■ Written task ■
Every record must be repeated exactly; omit any pictures they contain.

■ Record list ■
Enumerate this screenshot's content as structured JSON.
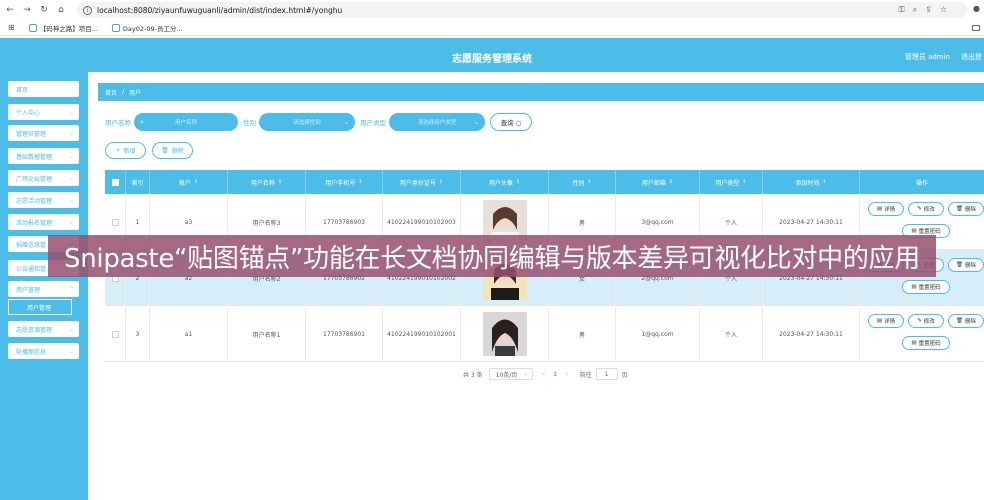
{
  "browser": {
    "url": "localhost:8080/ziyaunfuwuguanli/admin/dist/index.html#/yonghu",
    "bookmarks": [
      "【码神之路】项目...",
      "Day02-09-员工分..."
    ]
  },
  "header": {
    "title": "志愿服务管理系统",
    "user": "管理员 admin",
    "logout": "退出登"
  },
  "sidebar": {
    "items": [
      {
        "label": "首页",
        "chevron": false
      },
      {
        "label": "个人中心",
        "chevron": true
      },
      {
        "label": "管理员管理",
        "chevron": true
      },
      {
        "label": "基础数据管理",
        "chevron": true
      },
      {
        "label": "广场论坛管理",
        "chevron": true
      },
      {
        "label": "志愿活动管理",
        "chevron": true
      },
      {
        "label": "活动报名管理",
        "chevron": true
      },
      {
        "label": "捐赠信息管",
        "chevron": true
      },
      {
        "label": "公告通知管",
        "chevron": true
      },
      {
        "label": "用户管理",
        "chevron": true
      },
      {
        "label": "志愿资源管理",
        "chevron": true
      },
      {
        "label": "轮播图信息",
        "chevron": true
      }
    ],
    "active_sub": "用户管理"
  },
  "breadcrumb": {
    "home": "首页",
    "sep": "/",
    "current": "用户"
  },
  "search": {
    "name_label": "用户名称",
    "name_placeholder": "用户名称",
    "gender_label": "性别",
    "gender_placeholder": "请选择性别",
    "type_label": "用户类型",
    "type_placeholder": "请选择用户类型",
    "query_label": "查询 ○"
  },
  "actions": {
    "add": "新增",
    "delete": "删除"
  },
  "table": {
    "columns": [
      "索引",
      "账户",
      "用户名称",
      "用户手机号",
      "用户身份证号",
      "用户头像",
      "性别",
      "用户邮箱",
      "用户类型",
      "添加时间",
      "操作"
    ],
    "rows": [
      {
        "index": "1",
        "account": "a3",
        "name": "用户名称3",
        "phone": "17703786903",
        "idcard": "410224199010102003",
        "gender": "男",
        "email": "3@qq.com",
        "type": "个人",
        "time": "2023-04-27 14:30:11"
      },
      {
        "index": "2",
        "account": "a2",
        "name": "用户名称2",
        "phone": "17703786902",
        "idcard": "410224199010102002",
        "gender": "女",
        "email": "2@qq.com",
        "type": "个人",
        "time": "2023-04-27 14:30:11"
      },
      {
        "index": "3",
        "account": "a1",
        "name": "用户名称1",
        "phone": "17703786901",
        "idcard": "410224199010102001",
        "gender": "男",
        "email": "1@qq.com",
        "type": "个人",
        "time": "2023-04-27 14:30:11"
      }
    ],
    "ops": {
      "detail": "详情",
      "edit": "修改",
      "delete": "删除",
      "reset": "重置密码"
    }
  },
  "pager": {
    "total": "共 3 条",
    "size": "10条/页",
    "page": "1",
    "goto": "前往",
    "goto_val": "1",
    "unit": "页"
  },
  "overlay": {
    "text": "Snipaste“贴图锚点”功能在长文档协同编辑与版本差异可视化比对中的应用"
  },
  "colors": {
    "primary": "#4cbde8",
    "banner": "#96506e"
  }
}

■ Result ■
Enumerate this screenshot's content as structured JSON.
{
  "browser": {
    "url": "localhost:8080/ziyaunfuwuguanli/admin/dist/index.html#/yonghu",
    "bookmarks": [
      "【码神之路】项目...",
      "Day02-09-员工分..."
    ]
  },
  "header": {
    "title": "志愿服务管理系统",
    "user": "管理员 admin",
    "logout": "退出登"
  },
  "sidebar": {
    "items": [
      {
        "label": "首页",
        "chevron": false
      },
      {
        "label": "个人中心",
        "chevron": true
      },
      {
        "label": "管理员管理",
        "chevron": true
      },
      {
        "label": "基础数据管理",
        "chevron": true
      },
      {
        "label": "广场论坛管理",
        "chevron": true
      },
      {
        "label": "志愿活动管理",
        "chevron": true
      },
      {
        "label": "活动报名管理",
        "chevron": true
      },
      {
        "label": "捐赠信息管",
        "chevron": true
      },
      {
        "label": "公告通知管",
        "chevron": true
      },
      {
        "label": "用户管理",
        "chevron": true
      },
      {
        "label": "志愿资源管理",
        "chevron": true
      },
      {
        "label": "轮播图信息",
        "chevron": true
      }
    ],
    "active_sub": "用户管理"
  },
  "breadcrumb": {
    "home": "首页",
    "sep": "/",
    "current": "用户"
  },
  "search": {
    "name_label": "用户名称",
    "name_placeholder": "用户名称",
    "gender_label": "性别",
    "gender_placeholder": "请选择性别",
    "type_label": "用户类型",
    "type_placeholder": "请选择用户类型",
    "query_label": "查询 ○"
  },
  "actions": {
    "add": "新增",
    "delete": "删除"
  },
  "table": {
    "columns": [
      "索引",
      "账户",
      "用户名称",
      "用户手机号",
      "用户身份证号",
      "用户头像",
      "性别",
      "用户邮箱",
      "用户类型",
      "添加时间",
      "操作"
    ],
    "rows": [
      {
        "index": "1",
        "account": "a3",
        "name": "用户名称3",
        "phone": "17703786903",
        "idcard": "410224199010102003",
        "gender": "男",
        "email": "3@qq.com",
        "type": "个人",
        "time": "2023-04-27 14:30:11"
      },
      {
        "index": "2",
        "account": "a2",
        "name": "用户名称2",
        "phone": "17703786902",
        "idcard": "410224199010102002",
        "gender": "女",
        "email": "2@qq.com",
        "type": "个人",
        "time": "2023-04-27 14:30:11"
      },
      {
        "index": "3",
        "account": "a1",
        "name": "用户名称1",
        "phone": "17703786901",
        "idcard": "410224199010102001",
        "gender": "男",
        "email": "1@qq.com",
        "type": "个人",
        "time": "2023-04-27 14:30:11"
      }
    ],
    "ops": {
      "detail": "详情",
      "edit": "修改",
      "delete": "删除",
      "reset": "重置密码"
    }
  },
  "pager": {
    "total": "共 3 条",
    "size": "10条/页",
    "page": "1",
    "goto": "前往",
    "goto_val": "1",
    "unit": "页"
  },
  "overlay": {
    "text": "Snipaste“贴图锚点”功能在长文档协同编辑与版本差异可视化比对中的应用"
  },
  "colors": {
    "primary": "#4cbde8",
    "banner": "#96506e"
  }
}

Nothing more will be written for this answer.